(Required work): All of the data should be repeated exactly; pictures are not part of the copy.

[Dataset excerpt]
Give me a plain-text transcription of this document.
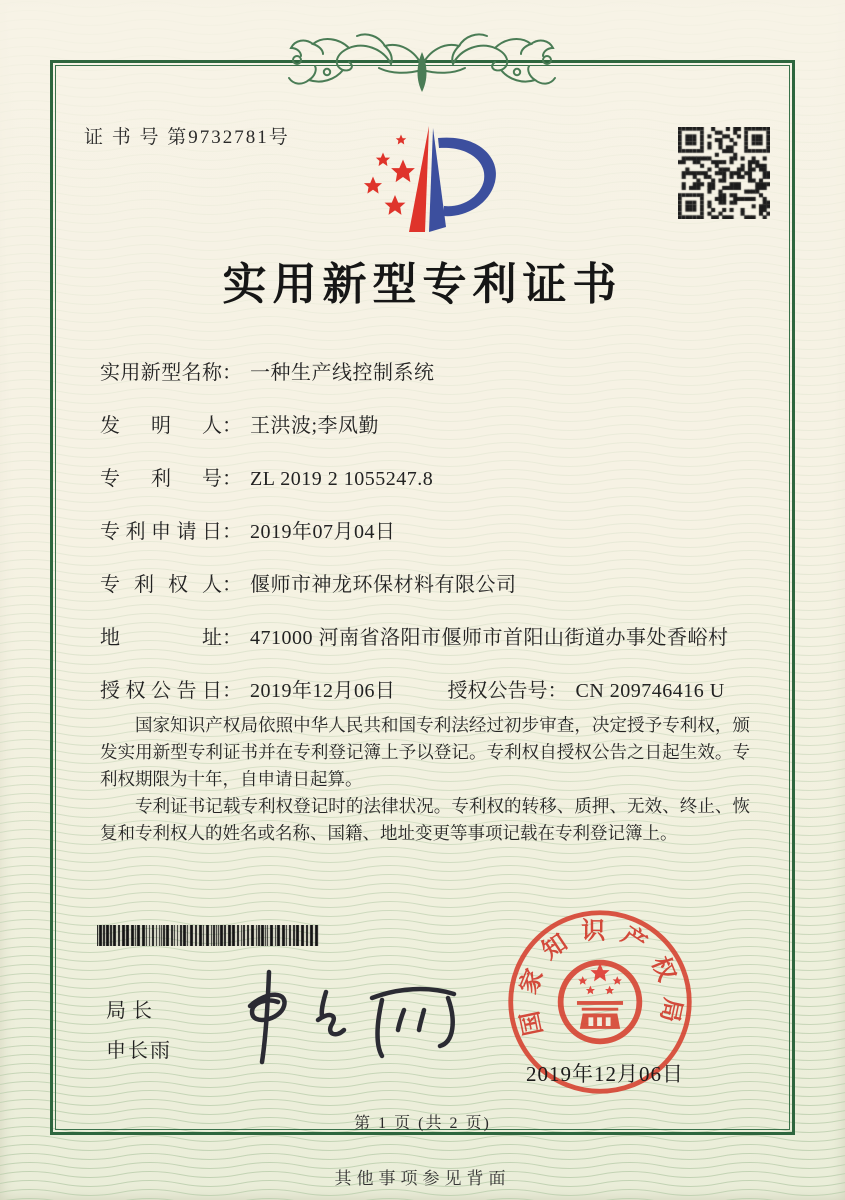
证 书 号 第9732781号
实用新型专利证书
实用新型名称： 一种生产线控制系统
发明人： 王洪波;李凤勤
专利号： ZL 2019 2 1055247.8
专利申请日： 2019年07月04日
专利权人： 偃师市神龙环保材料有限公司
地址： 471000 河南省洛阳市偃师市首阳山街道办事处香峪村
授权公告日： 2019年12月06日	授权公告号： CN 209746416 U

国家知识产权局依照中华人民共和国专利法经过初步审查，决定授予专利权，颁发实用新型专利证书并在专利登记簿上予以登记。专利权自授权公告之日起生效。专利权期限为十年，自申请日起算。

专利证书记载专利权登记时的法律状况。专利权的转移、质押、无效、终止、恢复和专利权人的姓名或名称、国籍、地址变更等事项记载在专利登记簿上。

局长
申长雨
国家知识产权局
2019年12月06日
第 1 页 (共 2 页)
其他事项参见背面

(Expected output):
Give me a plain-text transcription of this document.
证 书 号 第9732781号
实用新型专利证书
实用新型名称： 一种生产线控制系统
发明人： 王洪波;李凤勤
专利号： ZL 2019 2 1055247.8
专利申请日： 2019年07月04日
专利权人： 偃师市神龙环保材料有限公司
地址： 471000 河南省洛阳市偃师市首阳山街道办事处香峪村
授权公告日： 2019年12月06日	授权公告号： CN 209746416 U

国家知识产权局依照中华人民共和国专利法经过初步审查，决定授予专利权，颁发实用新型专利证书并在专利登记簿上予以登记。专利权自授权公告之日起生效。专利权期限为十年，自申请日起算。

专利证书记载专利权登记时的法律状况。专利权的转移、质押、无效、终止、恢复和专利权人的姓名或名称、国籍、地址变更等事项记载在专利登记簿上。

局长
申长雨
国家知识产权局
2019年12月06日
第 1 页 (共 2 页)
其他事项参见背面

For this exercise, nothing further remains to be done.